** start **

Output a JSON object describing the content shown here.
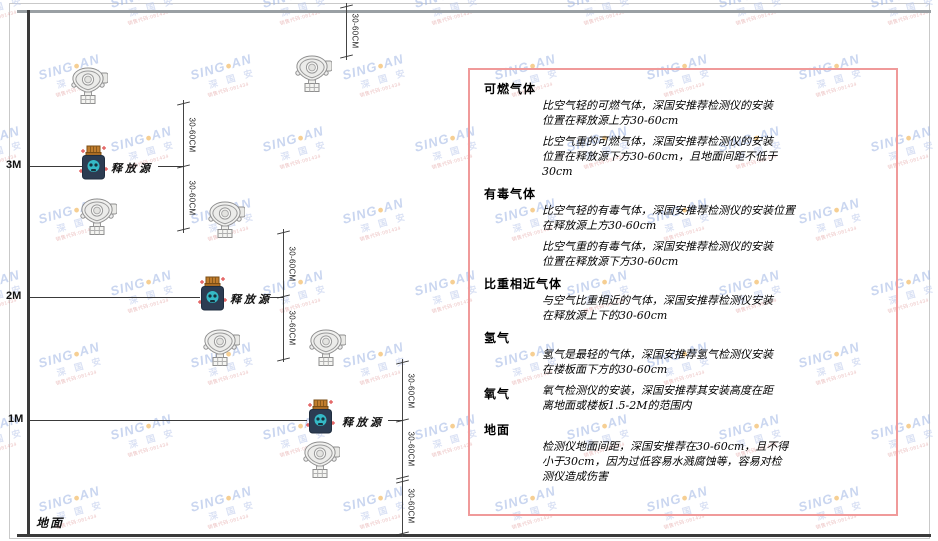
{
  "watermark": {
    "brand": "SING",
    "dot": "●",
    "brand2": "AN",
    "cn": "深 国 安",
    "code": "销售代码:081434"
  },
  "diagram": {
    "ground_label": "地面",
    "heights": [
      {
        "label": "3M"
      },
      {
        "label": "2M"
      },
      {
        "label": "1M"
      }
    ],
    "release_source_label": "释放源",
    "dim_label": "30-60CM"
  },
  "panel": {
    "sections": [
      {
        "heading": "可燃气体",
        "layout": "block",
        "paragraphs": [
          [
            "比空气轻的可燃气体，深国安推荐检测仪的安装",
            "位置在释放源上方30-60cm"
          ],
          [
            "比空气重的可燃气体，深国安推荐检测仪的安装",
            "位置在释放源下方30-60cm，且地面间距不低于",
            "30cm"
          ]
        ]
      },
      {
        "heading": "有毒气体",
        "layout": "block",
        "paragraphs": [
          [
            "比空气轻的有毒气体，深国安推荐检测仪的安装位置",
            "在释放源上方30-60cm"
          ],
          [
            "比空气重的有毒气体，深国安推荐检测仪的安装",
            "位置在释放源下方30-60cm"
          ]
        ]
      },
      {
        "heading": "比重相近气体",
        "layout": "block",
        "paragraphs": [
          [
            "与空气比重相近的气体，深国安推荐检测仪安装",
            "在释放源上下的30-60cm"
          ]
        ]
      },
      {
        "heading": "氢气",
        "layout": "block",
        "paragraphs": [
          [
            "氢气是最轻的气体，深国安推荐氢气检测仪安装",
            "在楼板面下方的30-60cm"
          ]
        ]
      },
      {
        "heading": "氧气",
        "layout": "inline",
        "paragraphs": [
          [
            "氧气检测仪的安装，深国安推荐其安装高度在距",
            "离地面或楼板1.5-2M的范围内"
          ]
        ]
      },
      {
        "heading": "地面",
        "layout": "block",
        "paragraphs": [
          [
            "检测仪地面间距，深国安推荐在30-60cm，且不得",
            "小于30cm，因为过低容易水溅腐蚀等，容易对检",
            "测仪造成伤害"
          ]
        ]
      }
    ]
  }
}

** end **

--- BRIEF ---
In the entries above, identify every line with the word "heading". Copy those lines.

--- OUTPUT BELOW ---
        "heading": "可燃气体",
        "heading": "有毒气体",
        "heading": "比重相近气体",
        "heading": "氢气",
        "heading": "氧气",
        "heading": "地面",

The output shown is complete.